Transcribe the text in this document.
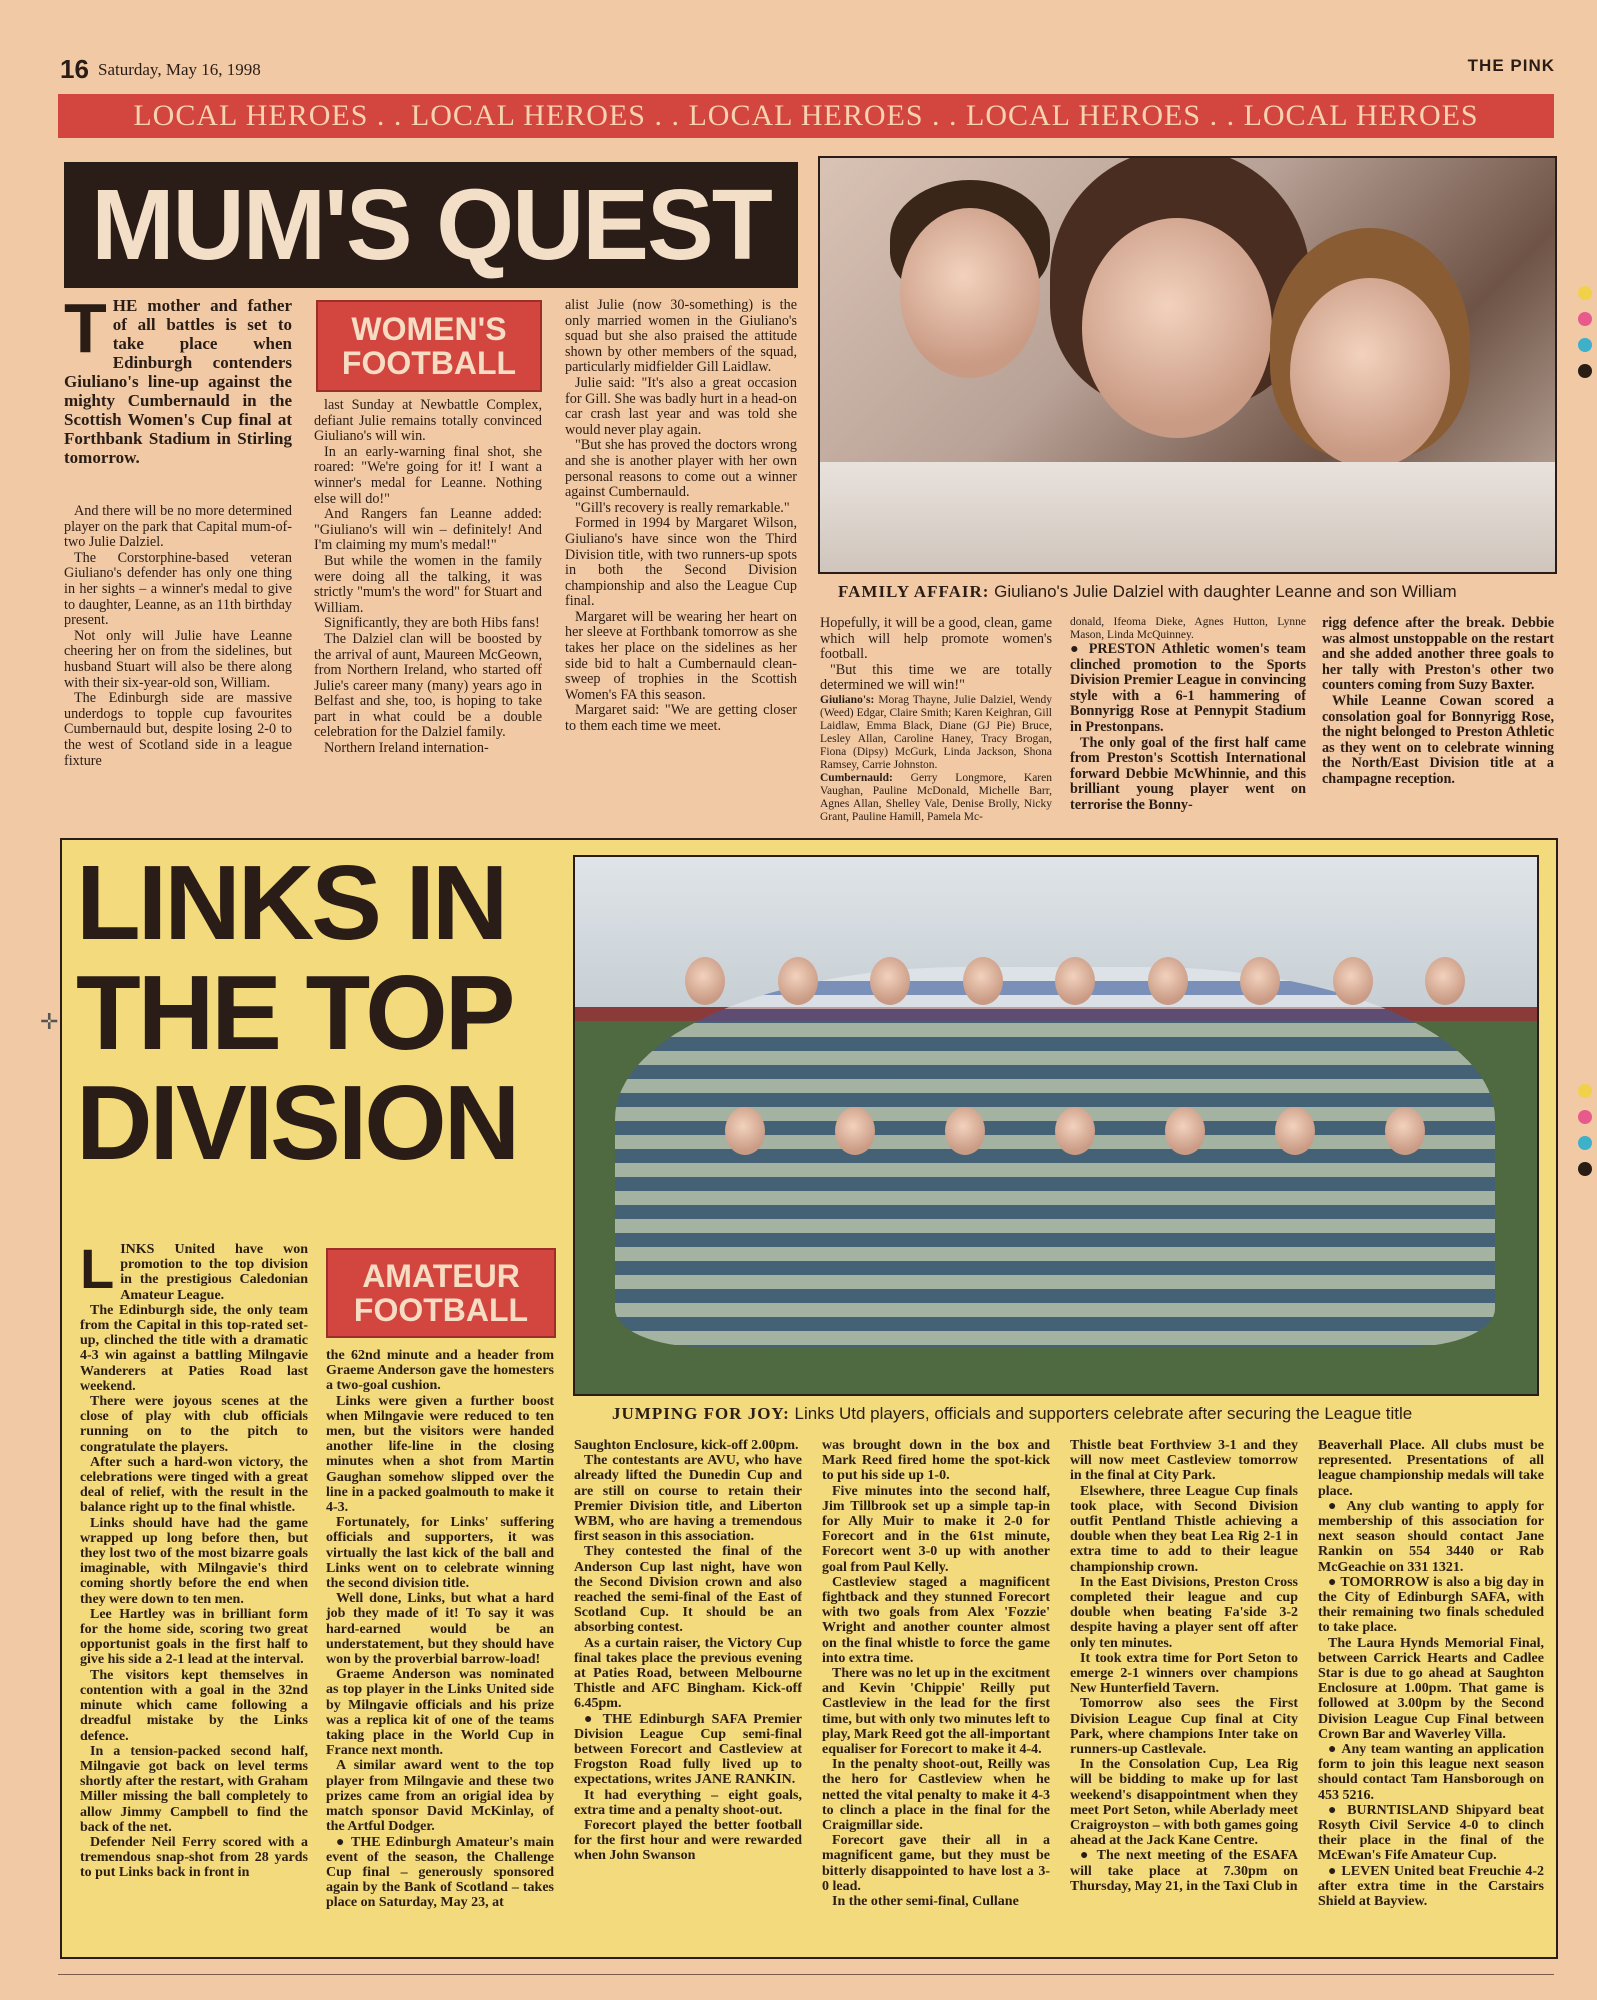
16 Saturday, May 16, 1998	THE PINK
LOCAL HEROES . . LOCAL HEROES . . LOCAL HEROES . . LOCAL HEROES . . LOCAL HEROES
MUM'S QUEST
FAMILY AFFAIR: Giuliano's Julie Dalziel with daughter Leanne and son William
THE mother and father of all battles is set to take place when Edinburgh contenders Giuliano's line-up against the mighty Cumbernauld in the Scottish Women's Cup final at Forthbank Stadium in Stirling tomorrow.

And there will be no more determined player on the park that Capital mum-of-two Julie Dalziel.

The Corstorphine-based veteran Giuliano's defender has only one thing in her sights – a winner's medal to give to daughter, Leanne, as an 11th birthday present.

Not only will Julie have Leanne cheering her on from the sidelines, but husband Stuart will also be there along with their six-year-old son, William.

The Edinburgh side are massive underdogs to topple cup favourites Cumbernauld but, despite losing 2-0 to the west of Scotland side in a league fixture

WOMEN'S
FOOTBALL

last Sunday at Newbattle Complex, defiant Julie remains totally convinced Giuliano's will win.

In an early-warning final shot, she roared: "We're going for it! I want a winner's medal for Leanne. Nothing else will do!"

And Rangers fan Leanne added: "Giuliano's will win – definitely! And I'm claiming my mum's medal!"

But while the women in the family were doing all the talking, it was strictly "mum's the word" for Stuart and William.

Significantly, they are both Hibs fans!

The Dalziel clan will be boosted by the arrival of aunt, Maureen McGeown, from Northern Ireland, who started off Julie's career many (many) years ago in Belfast and she, too, is hoping to take part in what could be a double celebration for the Dalziel family.

Northern Ireland internation-

alist Julie (now 30-something) is the only married women in the Giuliano's squad but she also praised the attitude shown by other members of the squad, particularly midfielder Gill Laidlaw.

Julie said: "It's also a great occasion for Gill. She was badly hurt in a head-on car crash last year and was told she would never play again.

"But she has proved the doctors wrong and she is another player with her own personal reasons to come out a winner against Cumbernauld.

"Gill's recovery is really remarkable."

Formed in 1994 by Margaret Wilson, Giuliano's have since won the Third Division title, with two runners-up spots in both the Second Division championship and also the League Cup final.

Margaret will be wearing her heart on her sleeve at Forthbank tomorrow as she takes her place on the sidelines as her side bid to halt a Cumbernauld clean-sweep of trophies in the Scottish Women's FA this season.

Margaret said: "We are getting closer to them each time we meet.

Hopefully, it will be a good, clean, game which will help promote women's football.

"But this time we are totally determined we will win!"

Giuliano's: Morag Thayne, Julie Dalziel, Wendy (Weed) Edgar, Claire Smith; Karen Keighran, Gill Laidlaw, Emma Black, Diane (GJ Pie) Bruce, Lesley Allan, Caroline Haney, Tracy Brogan, Fiona (Dipsy) McGurk, Linda Jackson, Shona Ramsey, Carrie Johnston.

Cumbernauld: Gerry Longmore, Karen Vaughan, Pauline McDonald, Michelle Barr, Agnes Allan, Shelley Vale, Denise Brolly, Nicky Grant, Pauline Hamill, Pamela Mc-

donald, Ifeoma Dieke, Agnes Hutton, Lynne Mason, Linda McQuinney.

● PRESTON Athletic women's team clinched promotion to the Sports Division Premier League in convincing style with a 6-1 hammering of Bonnyrigg Rose at Pennypit Stadium in Prestonpans.

The only goal of the first half came from Preston's Scottish International forward Debbie McWhinnie, and this brilliant young player went on terrorise the Bonny-

rigg defence after the break. Debbie was almost unstoppable on the restart and she added another three goals to her tally with Preston's other two counters coming from Suzy Baxter.

While Leanne Cowan scored a consolation goal for Bonnyrigg Rose, the night belonged to Preston Athletic as they went on to celebrate winning the North/East Division title at a champagne reception.

LINKS IN
THE TOP
DIVISION
JUMPING FOR JOY: Links Utd players, officials and supporters celebrate after securing the League title

LINKS United have won promotion to the top division in the prestigious Caledonian Amateur League.

The Edinburgh side, the only team from the Capital in this top-rated set-up, clinched the title with a dramatic 4-3 win against a battling Milngavie Wanderers at Paties Road last weekend.

There were joyous scenes at the close of play with club officials running on to the pitch to congratulate the players.

After such a hard-won victory, the celebrations were tinged with a great deal of relief, with the result in the balance right up to the final whistle.

Links should have had the game wrapped up long before then, but they lost two of the most bizarre goals imaginable, with Milngavie's third coming shortly before the end when they were down to ten men.

Lee Hartley was in brilliant form for the home side, scoring two great opportunist goals in the first half to give his side a 2-1 lead at the interval.

The visitors kept themselves in contention with a goal in the 32nd minute which came following a dreadful mistake by the Links defence.

In a tension-packed second half, Milngavie got back on level terms shortly after the restart, with Graham Miller missing the ball completely to allow Jimmy Campbell to find the back of the net.

Defender Neil Ferry scored with a tremendous snap-shot from 28 yards to put Links back in front in

AMATEUR
FOOTBALL

the 62nd minute and a header from Graeme Anderson gave the homesters a two-goal cushion.

Links were given a further boost when Milngavie were reduced to ten men, but the visitors were handed another life-line in the closing minutes when a shot from Martin Gaughan somehow slipped over the line in a packed goalmouth to make it 4-3.

Fortunately, for Links' suffering officials and supporters, it was virtually the last kick of the ball and Links went on to celebrate winning the second division title.

Well done, Links, but what a hard job they made of it! To say it was hard-earned would be an understatement, but they should have won by the proverbial barrow-load!

Graeme Anderson was nominated as top player in the Links United side by Milngavie officials and his prize was a replica kit of one of the teams taking place in the World Cup in France next month.

A similar award went to the top player from Milngavie and these two prizes came from an origial idea by match sponsor David McKinlay, of the Artful Dodger.

● THE Edinburgh Amateur's main event of the season, the Challenge Cup final – generously sponsored again by the Bank of Scotland – takes place on Saturday, May 23, at

Saughton Enclosure, kick-off 2.00pm.

The contestants are AVU, who have already lifted the Dunedin Cup and are still on course to retain their Premier Division title, and Liberton WBM, who are having a tremendous first season in this association.

They contested the final of the Anderson Cup last night, have won the Second Division crown and also reached the semi-final of the East of Scotland Cup. It should be an absorbing contest.

As a curtain raiser, the Victory Cup final takes place the previous evening at Paties Road, between Melbourne Thistle and AFC Bingham. Kick-off 6.45pm.

● THE Edinburgh SAFA Premier Division League Cup semi-final between Forecort and Castleview at Frogston Road fully lived up to expectations, writes JANE RANKIN.

It had everything – eight goals, extra time and a penalty shoot-out.

Forecort played the better football for the first hour and were rewarded when John Swanson

was brought down in the box and Mark Reed fired home the spot-kick to put his side up 1-0.

Five minutes into the second half, Jim Tillbrook set up a simple tap-in for Ally Muir to make it 2-0 for Forecort and in the 61st minute, Forecort went 3-0 up with another goal from Paul Kelly.

Castleview staged a magnificent fightback and they stunned Forecort with two goals from Alex 'Fozzie' Wright and another counter almost on the final whistle to force the game into extra time.

There was no let up in the excitment and Kevin 'Chippie' Reilly put Castleview in the lead for the first time, but with only two minutes left to play, Mark Reed got the all-important equaliser for Forecort to make it 4-4.

In the penalty shoot-out, Reilly was the hero for Castleview when he netted the vital penalty to make it 4-3 to clinch a place in the final for the Craigmillar side.

Forecort gave their all in a magnificent game, but they must be bitterly disappointed to have lost a 3-0 lead.

In the other semi-final, Cullane

Thistle beat Forthview 3-1 and they will now meet Castleview tomorrow in the final at City Park.

Elsewhere, three League Cup finals took place, with Second Division outfit Pentland Thistle achieving a double when they beat Lea Rig 2-1 in extra time to add to their league championship crown.

In the East Divisions, Preston Cross completed their league and cup double when beating Fa'side 3-2 despite having a player sent off after only ten minutes.

It took extra time for Port Seton to emerge 2-1 winners over champions New Hunterfield Tavern.

Tomorrow also sees the First Division League Cup final at City Park, where champions Inter take on runners-up Castlevale.

In the Consolation Cup, Lea Rig will be bidding to make up for last weekend's disappointment when they meet Port Seton, while Aberlady meet Craigroyston – with both games going ahead at the Jack Kane Centre.

● The next meeting of the ESAFA will take place at 7.30pm on Thursday, May 21, in the Taxi Club in

Beaverhall Place. All clubs must be represented. Presentations of all league championship medals will take place.

● Any club wanting to apply for membership of this association for next season should contact Jane Rankin on 554 3440 or Rab McGeachie on 331 1321.

● TOMORROW is also a big day in the City of Edinburgh SAFA, with their remaining two finals scheduled to take place.

The Laura Hynds Memorial Final, between Carrick Hearts and Cadlee Star is due to go ahead at Saughton Enclosure at 1.00pm. That game is followed at 3.00pm by the Second Division League Cup Final between Crown Bar and Waverley Villa.

● Any team wanting an application form to join this league next season should contact Tam Hansborough on 453 5216.

● BURNTISLAND Shipyard beat Rosyth Civil Service 4-0 to clinch their place in the final of the McEwan's Fife Amateur Cup.

● LEVEN United beat Freuchie 4-2 after extra time in the Carstairs Shield at Bayview.

✛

++++++++

Locate the string "both" in the listing above and copy every line where it occurs.

Significantly, they are both Hibs fans!
Formed in 1994 by Margaret Wilson, Giuliano's have since won the Third Division title, with two runners-up spots in both the Second Division championship and also the League Cup final.
In the Consolation Cup, Lea Rig will be bidding to make up for last weekend's disappointment when they meet Port Seton, while Aberlady meet Craigroyston – with both games going ahead at the Jack Kane Centre.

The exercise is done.